• Task prompt: Exclude any images and output the remaining records exactly.

• Records provided:
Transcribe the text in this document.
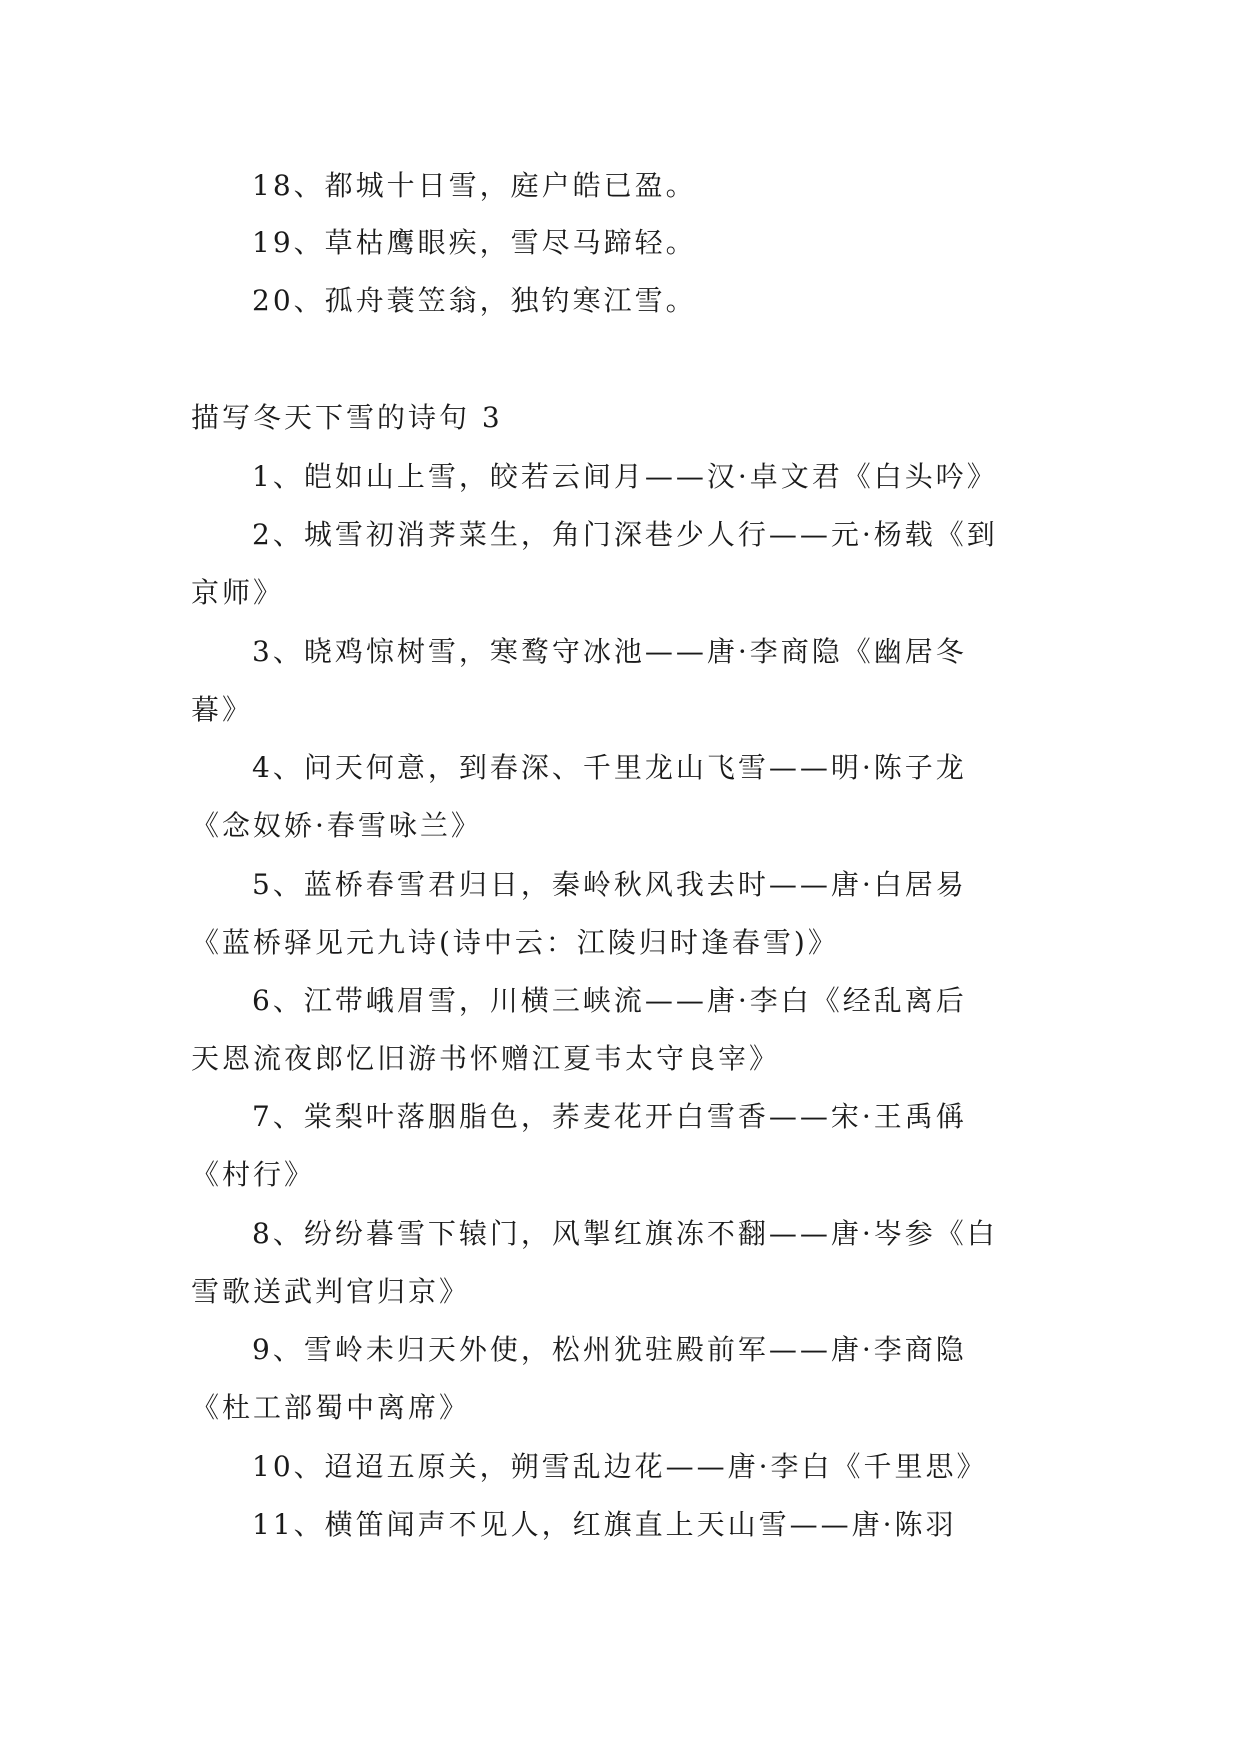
18、都城十日雪，庭户皓已盈。
19、草枯鹰眼疾，雪尽马蹄轻。
20、孤舟蓑笠翁，独钓寒江雪。
描写冬天下雪的诗句 3
1、皑如山上雪，皎若云间月——汉·卓文君《白头吟》
2、城雪初消荠菜生，角门深巷少人行——元·杨载《到
京师》
3、晓鸡惊树雪，寒鹜守冰池——唐·李商隐《幽居冬
暮》
4、问天何意，到春深、千里龙山飞雪——明·陈子龙
《念奴娇·春雪咏兰》
5、蓝桥春雪君归日，秦岭秋风我去时——唐·白居易
《蓝桥驿见元九诗(诗中云：江陵归时逢春雪)》
6、江带峨眉雪，川横三峡流——唐·李白《经乱离后
天恩流夜郎忆旧游书怀赠江夏韦太守良宰》
7、棠梨叶落胭脂色，荞麦花开白雪香——宋·王禹偁
《村行》
8、纷纷暮雪下辕门，风掣红旗冻不翻——唐·岑参《白
雪歌送武判官归京》
9、雪岭未归天外使，松州犹驻殿前军——唐·李商隐
《杜工部蜀中离席》
10、迢迢五原关，朔雪乱边花——唐·李白《千里思》
11、横笛闻声不见人，红旗直上天山雪——唐·陈羽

• Answer to this exercise:
Transcribe the text in this document.
18、都城十日雪，庭户皓已盈。
19、草枯鹰眼疾，雪尽马蹄轻。
20、孤舟蓑笠翁，独钓寒江雪。
描写冬天下雪的诗句 3
1、皑如山上雪，皎若云间月——汉·卓文君《白头吟》
2、城雪初消荠菜生，角门深巷少人行——元·杨载《到
京师》
3、晓鸡惊树雪，寒鹜守冰池——唐·李商隐《幽居冬
暮》
4、问天何意，到春深、千里龙山飞雪——明·陈子龙
《念奴娇·春雪咏兰》
5、蓝桥春雪君归日，秦岭秋风我去时——唐·白居易
《蓝桥驿见元九诗(诗中云：江陵归时逢春雪)》
6、江带峨眉雪，川横三峡流——唐·李白《经乱离后
天恩流夜郎忆旧游书怀赠江夏韦太守良宰》
7、棠梨叶落胭脂色，荞麦花开白雪香——宋·王禹偁
《村行》
8、纷纷暮雪下辕门，风掣红旗冻不翻——唐·岑参《白
雪歌送武判官归京》
9、雪岭未归天外使，松州犹驻殿前军——唐·李商隐
《杜工部蜀中离席》
10、迢迢五原关，朔雪乱边花——唐·李白《千里思》
11、横笛闻声不见人，红旗直上天山雪——唐·陈羽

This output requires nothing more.